# WHAT THE TASK ASKS:
Your answer should be a single number: the count of lines containing the string "Gaden".

# DATA LISTING:
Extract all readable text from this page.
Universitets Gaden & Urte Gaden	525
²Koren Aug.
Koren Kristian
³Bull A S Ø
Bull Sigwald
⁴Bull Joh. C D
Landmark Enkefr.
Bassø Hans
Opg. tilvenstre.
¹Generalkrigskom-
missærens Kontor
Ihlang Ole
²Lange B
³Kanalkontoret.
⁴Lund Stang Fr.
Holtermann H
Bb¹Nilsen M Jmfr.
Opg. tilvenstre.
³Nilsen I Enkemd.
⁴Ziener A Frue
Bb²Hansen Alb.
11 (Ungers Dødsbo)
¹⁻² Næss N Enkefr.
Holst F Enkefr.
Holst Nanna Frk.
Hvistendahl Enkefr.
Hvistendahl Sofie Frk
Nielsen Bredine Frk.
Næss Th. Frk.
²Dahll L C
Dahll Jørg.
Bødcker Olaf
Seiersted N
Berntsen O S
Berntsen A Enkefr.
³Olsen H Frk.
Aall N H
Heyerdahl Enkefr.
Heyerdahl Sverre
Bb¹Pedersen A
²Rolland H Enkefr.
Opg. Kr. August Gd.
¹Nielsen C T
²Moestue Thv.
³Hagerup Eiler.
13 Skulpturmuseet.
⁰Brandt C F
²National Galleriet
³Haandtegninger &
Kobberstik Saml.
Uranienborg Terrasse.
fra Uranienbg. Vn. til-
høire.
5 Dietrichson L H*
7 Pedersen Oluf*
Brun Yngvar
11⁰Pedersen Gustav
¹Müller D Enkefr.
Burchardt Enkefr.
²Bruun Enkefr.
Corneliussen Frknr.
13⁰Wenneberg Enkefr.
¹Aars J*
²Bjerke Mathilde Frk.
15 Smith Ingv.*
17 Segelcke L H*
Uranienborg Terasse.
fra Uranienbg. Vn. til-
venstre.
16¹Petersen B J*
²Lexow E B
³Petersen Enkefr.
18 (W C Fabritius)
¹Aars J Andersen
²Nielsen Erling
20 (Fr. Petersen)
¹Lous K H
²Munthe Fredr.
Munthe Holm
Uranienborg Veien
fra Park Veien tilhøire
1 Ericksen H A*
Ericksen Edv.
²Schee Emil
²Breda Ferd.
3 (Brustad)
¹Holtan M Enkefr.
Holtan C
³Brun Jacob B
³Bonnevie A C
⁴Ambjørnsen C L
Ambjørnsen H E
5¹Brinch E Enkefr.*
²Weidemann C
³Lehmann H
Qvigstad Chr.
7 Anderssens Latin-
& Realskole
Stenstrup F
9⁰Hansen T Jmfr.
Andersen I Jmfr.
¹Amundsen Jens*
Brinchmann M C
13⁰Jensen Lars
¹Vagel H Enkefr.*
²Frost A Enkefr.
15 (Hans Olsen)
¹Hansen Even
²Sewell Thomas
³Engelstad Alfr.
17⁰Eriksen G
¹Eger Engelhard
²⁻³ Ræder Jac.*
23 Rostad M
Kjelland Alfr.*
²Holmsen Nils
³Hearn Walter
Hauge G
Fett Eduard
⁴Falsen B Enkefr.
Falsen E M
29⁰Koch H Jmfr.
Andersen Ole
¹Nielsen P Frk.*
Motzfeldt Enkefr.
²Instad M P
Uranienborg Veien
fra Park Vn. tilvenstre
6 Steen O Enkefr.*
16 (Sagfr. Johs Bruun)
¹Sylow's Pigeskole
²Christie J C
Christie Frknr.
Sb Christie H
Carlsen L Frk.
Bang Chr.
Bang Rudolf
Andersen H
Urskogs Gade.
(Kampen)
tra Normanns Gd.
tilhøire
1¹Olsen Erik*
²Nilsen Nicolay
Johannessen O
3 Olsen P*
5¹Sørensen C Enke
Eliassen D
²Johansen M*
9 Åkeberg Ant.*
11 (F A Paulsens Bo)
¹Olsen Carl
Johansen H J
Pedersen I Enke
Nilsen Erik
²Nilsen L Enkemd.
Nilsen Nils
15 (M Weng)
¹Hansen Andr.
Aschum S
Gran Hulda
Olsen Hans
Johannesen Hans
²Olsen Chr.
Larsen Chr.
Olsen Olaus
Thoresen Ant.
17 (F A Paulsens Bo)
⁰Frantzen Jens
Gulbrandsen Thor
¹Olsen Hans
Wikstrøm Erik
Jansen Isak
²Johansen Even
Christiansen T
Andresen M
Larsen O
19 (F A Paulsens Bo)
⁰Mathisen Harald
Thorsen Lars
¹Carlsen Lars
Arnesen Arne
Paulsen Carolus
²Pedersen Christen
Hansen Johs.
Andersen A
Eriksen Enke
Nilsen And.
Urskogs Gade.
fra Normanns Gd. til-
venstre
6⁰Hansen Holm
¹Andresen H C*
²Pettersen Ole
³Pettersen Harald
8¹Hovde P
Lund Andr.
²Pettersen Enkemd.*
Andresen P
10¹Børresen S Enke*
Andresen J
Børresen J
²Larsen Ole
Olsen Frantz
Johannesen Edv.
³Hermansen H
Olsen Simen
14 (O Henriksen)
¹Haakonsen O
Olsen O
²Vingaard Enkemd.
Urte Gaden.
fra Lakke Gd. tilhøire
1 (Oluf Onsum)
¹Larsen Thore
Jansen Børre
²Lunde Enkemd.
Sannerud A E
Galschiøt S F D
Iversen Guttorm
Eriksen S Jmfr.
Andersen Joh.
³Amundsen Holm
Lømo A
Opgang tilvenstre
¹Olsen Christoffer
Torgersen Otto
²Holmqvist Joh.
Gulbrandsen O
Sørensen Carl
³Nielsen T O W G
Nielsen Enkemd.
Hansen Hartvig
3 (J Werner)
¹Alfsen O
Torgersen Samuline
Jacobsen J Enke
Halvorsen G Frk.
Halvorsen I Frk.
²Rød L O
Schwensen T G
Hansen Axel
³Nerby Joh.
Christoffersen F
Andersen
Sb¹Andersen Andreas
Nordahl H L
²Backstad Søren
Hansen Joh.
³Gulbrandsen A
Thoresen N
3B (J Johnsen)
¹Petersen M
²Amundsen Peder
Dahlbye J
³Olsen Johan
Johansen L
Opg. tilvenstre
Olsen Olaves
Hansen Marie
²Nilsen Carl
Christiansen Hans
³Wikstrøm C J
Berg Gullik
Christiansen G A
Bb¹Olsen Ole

# FINAL RESULT:
2